Task requirements: Check each line of the entries below for the string "from" and state how many lines have it, with no other text.

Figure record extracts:
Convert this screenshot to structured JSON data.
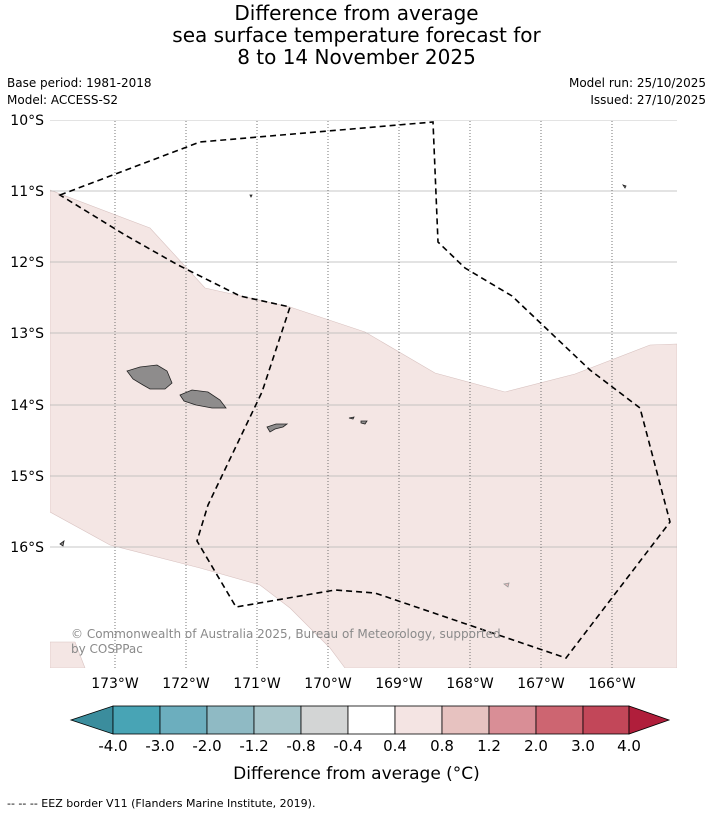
{
  "title": {
    "line1": "Difference from average",
    "line2": "sea surface temperature forecast for",
    "line3": "8 to 14 November 2025"
  },
  "meta": {
    "base_period": "Base period: 1981-2018",
    "model": "Model: ACCESS-S2",
    "model_run": "Model run: 25/10/2025",
    "issued": "Issued: 27/10/2025"
  },
  "axes": {
    "lat_ticks": [
      "10°S",
      "11°S",
      "12°S",
      "13°S",
      "14°S",
      "15°S",
      "16°S"
    ],
    "lon_ticks": [
      "173°W",
      "172°W",
      "171°W",
      "170°W",
      "169°W",
      "168°W",
      "167°W",
      "166°W"
    ]
  },
  "copyright": {
    "line1": "© Commonwealth of Australia 2025, Bureau of Meteorology, supported",
    "line2": "by COSPPac"
  },
  "colorbar": {
    "title": "Difference from average (°C)",
    "labels": [
      "-4.0",
      "-3.0",
      "-2.0",
      "-1.2",
      "-0.8",
      "-0.4",
      "0.4",
      "0.8",
      "1.2",
      "2.0",
      "3.0",
      "4.0"
    ],
    "colors": [
      "#3b8d9d",
      "#48a4b5",
      "#6caebe",
      "#8fbac4",
      "#a9c6cb",
      "#d3d5d5",
      "#ffffff",
      "#f4e4e3",
      "#e7c2c0",
      "#d98e96",
      "#cd6571",
      "#c24759",
      "#b01e3b"
    ]
  },
  "legend": {
    "eez": "--  --  -- EEZ border V11 (Flanders Marine Institute, 2019)."
  },
  "map_colors": {
    "anomaly_fill": "#f4e6e4",
    "land": "#8e8c8c"
  }
}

Complete response: 2